Written request -
Search the data for the word "content" and copy every line where it occurs.

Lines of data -
================

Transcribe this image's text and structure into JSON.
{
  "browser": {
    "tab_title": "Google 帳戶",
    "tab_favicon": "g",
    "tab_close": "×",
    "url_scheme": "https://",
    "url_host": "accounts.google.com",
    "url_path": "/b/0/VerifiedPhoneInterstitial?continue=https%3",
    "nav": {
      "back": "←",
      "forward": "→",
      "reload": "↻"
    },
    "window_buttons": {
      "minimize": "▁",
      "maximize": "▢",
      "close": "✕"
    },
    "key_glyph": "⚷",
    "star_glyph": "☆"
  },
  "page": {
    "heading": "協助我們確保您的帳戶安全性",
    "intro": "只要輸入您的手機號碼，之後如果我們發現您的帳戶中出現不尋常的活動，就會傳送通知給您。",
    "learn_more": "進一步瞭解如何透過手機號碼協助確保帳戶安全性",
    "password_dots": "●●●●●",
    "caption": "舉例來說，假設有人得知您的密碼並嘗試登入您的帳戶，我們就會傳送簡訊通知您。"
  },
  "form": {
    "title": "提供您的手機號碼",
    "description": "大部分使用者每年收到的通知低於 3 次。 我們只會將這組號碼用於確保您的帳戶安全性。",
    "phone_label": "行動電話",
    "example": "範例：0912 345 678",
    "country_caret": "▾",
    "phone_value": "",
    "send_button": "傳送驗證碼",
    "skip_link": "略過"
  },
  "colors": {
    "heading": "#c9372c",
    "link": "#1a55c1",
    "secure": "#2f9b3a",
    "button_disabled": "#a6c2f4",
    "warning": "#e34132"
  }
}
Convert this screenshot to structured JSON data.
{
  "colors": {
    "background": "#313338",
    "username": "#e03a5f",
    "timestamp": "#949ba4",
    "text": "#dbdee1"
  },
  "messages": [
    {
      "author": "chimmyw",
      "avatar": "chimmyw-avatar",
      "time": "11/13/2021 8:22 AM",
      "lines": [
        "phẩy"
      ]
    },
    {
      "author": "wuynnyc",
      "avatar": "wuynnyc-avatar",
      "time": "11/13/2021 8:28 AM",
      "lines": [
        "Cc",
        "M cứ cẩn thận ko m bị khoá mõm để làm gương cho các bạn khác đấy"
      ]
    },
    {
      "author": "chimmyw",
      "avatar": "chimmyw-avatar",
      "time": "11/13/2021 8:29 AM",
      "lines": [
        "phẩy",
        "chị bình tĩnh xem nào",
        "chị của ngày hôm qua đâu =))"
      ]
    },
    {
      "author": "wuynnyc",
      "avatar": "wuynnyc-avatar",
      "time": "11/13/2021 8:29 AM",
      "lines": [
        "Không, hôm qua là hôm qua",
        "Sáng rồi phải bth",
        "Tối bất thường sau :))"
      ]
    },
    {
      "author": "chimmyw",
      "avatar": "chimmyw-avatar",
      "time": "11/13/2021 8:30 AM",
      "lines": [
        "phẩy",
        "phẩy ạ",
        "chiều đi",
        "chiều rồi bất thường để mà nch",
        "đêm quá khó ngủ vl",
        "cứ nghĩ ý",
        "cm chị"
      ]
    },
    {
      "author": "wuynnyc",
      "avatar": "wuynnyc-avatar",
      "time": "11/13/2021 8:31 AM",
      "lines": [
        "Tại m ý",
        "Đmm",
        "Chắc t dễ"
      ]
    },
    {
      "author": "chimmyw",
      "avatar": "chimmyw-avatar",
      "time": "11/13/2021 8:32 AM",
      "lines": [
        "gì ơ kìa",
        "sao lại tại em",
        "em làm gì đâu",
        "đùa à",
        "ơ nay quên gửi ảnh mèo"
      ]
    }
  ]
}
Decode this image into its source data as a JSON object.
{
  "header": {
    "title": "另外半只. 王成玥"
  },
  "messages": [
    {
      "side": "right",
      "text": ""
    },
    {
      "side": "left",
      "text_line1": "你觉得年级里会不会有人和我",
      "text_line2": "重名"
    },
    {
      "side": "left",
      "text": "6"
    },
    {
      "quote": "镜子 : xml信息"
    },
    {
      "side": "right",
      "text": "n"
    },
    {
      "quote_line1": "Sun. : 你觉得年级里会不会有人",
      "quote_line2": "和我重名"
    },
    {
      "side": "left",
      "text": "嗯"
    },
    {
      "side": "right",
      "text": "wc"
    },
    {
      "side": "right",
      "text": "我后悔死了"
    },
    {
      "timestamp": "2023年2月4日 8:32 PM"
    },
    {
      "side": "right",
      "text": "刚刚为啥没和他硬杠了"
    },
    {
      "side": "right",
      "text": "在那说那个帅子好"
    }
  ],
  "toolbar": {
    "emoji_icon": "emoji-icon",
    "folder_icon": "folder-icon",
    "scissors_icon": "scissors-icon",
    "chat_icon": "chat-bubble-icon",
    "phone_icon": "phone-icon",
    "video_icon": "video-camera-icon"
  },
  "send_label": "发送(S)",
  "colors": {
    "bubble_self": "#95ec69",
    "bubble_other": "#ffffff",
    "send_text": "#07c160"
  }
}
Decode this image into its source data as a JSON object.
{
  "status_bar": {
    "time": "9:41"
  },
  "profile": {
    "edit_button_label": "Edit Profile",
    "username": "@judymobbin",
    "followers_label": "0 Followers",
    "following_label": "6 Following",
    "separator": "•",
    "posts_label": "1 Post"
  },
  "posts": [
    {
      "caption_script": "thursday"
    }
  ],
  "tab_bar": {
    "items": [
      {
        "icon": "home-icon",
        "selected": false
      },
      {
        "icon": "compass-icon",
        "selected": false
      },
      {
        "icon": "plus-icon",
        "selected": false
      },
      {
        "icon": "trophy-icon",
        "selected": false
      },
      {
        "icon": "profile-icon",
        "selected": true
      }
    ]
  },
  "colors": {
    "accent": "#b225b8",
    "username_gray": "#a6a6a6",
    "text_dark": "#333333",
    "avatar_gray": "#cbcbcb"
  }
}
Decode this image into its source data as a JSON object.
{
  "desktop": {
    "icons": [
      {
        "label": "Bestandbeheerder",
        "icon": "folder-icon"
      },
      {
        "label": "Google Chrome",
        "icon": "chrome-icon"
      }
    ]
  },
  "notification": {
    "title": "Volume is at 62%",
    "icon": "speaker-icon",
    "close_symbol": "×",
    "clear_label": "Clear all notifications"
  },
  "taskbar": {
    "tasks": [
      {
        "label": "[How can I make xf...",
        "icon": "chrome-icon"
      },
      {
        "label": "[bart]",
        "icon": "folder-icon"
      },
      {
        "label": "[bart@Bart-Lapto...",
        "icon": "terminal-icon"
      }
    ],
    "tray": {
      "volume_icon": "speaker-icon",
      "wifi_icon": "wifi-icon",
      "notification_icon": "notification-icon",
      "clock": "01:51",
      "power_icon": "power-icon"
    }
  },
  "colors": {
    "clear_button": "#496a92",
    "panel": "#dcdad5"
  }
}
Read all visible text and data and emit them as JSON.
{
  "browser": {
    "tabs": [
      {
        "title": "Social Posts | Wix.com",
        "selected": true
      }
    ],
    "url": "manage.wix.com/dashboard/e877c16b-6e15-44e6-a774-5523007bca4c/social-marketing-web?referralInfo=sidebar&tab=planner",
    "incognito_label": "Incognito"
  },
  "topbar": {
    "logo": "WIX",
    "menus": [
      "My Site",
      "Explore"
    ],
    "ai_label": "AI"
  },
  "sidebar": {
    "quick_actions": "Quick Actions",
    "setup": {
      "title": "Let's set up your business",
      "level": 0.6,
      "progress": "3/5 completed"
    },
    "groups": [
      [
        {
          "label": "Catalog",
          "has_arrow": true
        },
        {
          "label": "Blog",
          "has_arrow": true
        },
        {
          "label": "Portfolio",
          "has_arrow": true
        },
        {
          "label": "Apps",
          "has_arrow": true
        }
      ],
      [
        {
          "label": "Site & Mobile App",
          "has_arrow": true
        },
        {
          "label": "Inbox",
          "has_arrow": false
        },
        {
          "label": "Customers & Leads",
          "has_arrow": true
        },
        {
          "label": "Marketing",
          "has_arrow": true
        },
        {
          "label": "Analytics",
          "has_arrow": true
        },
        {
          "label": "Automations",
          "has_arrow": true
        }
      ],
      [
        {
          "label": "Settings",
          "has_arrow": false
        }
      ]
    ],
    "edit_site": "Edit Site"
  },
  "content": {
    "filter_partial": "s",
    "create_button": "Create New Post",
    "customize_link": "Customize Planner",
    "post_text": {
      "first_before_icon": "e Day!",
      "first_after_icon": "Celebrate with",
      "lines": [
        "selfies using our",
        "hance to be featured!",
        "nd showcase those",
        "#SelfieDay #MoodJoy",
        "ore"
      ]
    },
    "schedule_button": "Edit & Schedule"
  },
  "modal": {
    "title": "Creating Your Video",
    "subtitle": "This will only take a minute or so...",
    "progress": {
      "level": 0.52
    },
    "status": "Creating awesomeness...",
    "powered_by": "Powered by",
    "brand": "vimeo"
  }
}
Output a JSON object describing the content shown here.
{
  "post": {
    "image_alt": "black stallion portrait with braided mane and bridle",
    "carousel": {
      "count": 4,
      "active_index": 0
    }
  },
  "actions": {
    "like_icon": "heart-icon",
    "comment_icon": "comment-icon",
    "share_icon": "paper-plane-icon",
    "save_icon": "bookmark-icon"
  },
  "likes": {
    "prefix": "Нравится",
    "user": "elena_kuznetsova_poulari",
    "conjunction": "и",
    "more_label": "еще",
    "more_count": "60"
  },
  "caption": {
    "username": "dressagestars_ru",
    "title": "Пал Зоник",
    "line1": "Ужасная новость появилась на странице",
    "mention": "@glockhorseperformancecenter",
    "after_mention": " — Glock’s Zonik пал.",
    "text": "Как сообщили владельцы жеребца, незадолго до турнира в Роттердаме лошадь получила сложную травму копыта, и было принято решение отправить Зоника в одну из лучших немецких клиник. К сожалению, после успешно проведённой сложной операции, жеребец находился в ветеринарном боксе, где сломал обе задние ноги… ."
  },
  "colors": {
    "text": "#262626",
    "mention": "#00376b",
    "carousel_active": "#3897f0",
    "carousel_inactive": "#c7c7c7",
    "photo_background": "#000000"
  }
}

================

The solution -
  "content": {
Output a JSON object describing the content shown here.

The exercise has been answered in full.